What is required:
In the listing below, locate the lines that hold "text" and copy them.

•••

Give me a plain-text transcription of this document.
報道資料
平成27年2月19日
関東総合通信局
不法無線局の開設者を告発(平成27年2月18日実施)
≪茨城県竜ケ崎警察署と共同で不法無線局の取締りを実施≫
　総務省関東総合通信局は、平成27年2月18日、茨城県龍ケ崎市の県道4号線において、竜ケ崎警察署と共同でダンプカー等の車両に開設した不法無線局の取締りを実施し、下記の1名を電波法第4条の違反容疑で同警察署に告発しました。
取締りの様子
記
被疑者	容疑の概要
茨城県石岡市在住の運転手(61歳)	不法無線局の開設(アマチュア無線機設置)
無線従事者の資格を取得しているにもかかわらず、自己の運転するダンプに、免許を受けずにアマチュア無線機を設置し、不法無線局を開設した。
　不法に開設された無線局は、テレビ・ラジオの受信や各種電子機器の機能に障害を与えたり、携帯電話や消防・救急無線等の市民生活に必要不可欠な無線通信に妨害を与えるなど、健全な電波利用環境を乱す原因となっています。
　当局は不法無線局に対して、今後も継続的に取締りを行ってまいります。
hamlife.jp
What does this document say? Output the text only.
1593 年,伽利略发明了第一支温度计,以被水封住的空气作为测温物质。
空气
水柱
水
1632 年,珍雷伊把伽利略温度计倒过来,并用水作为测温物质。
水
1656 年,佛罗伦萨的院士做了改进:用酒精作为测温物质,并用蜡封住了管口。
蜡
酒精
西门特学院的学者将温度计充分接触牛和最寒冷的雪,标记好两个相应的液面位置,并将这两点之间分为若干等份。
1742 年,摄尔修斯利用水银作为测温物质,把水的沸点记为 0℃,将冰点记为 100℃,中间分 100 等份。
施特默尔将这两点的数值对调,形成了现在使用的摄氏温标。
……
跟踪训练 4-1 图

•••

Finished exercise:
Give me a plain-text transcription of this document.
What does this document say? Output the text only.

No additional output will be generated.